Exercise directions:
Find the line that contains "What does this". Output it and every line after it to the end of the records, exactly as they appear.

Data records:
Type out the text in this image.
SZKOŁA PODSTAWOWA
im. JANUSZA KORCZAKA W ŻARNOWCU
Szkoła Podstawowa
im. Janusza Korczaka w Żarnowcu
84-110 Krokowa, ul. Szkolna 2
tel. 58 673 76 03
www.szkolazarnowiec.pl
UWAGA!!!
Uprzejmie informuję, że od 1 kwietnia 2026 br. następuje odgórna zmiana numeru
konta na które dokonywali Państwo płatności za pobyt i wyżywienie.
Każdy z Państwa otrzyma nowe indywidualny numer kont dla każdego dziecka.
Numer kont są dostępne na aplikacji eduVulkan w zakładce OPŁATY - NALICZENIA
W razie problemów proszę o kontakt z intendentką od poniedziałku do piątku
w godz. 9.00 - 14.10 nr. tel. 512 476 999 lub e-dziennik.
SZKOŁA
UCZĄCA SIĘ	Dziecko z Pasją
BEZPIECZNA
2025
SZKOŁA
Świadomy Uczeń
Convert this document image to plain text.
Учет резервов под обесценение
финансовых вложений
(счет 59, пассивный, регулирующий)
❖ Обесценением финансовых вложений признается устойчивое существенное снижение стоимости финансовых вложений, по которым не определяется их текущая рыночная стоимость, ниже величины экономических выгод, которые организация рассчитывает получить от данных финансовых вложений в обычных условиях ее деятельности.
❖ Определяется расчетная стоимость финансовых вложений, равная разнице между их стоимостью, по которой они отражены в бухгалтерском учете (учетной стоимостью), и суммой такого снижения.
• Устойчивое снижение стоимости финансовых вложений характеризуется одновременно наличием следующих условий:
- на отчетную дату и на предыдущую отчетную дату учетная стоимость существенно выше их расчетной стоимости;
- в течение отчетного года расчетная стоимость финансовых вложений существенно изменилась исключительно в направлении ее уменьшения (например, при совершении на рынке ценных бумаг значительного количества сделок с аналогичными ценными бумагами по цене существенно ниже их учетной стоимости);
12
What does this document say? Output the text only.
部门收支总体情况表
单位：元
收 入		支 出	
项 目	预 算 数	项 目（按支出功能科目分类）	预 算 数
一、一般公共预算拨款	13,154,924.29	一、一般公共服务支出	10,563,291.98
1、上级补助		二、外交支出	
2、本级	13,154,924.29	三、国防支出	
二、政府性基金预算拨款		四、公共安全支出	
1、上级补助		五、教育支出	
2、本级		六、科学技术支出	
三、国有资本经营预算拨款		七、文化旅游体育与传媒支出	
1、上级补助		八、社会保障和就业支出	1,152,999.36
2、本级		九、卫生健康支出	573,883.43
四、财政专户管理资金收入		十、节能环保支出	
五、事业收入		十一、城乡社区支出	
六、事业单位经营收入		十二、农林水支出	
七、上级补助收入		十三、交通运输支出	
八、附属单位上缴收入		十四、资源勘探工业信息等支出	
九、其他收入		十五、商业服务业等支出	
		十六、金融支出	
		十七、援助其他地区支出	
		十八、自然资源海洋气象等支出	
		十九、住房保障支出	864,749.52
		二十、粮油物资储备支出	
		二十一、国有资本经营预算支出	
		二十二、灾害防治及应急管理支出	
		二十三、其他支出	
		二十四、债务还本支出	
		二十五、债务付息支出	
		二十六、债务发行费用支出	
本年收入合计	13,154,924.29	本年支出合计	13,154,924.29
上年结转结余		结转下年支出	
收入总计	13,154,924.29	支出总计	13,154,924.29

Solution below:
What does this document say? Output the text only.
部门收支总体情况表
单位：元
收 入		支 出	
项 目	预 算 数	项 目（按支出功能科目分类）	预 算 数
一、一般公共预算拨款	13,154,924.29	一、一般公共服务支出	10,563,291.98
1、上级补助		二、外交支出	
2、本级	13,154,924.29	三、国防支出	
二、政府性基金预算拨款		四、公共安全支出	
1、上级补助		五、教育支出	
2、本级		六、科学技术支出	
三、国有资本经营预算拨款		七、文化旅游体育与传媒支出	
1、上级补助		八、社会保障和就业支出	1,152,999.36
2、本级		九、卫生健康支出	573,883.43
四、财政专户管理资金收入		十、节能环保支出	
五、事业收入		十一、城乡社区支出	
六、事业单位经营收入		十二、农林水支出	
七、上级补助收入		十三、交通运输支出	
八、附属单位上缴收入		十四、资源勘探工业信息等支出	
九、其他收入		十五、商业服务业等支出	
		十六、金融支出	
		十七、援助其他地区支出	
		十八、自然资源海洋气象等支出	
		十九、住房保障支出	864,749.52
		二十、粮油物资储备支出	
		二十一、国有资本经营预算支出	
		二十二、灾害防治及应急管理支出	
		二十三、其他支出	
		二十四、债务还本支出	
		二十五、债务付息支出	
		二十六、债务发行费用支出	
本年收入合计	13,154,924.29	本年支出合计	13,154,924.29
上年结转结余		结转下年支出	
收入总计	13,154,924.29	支出总计	13,154,924.29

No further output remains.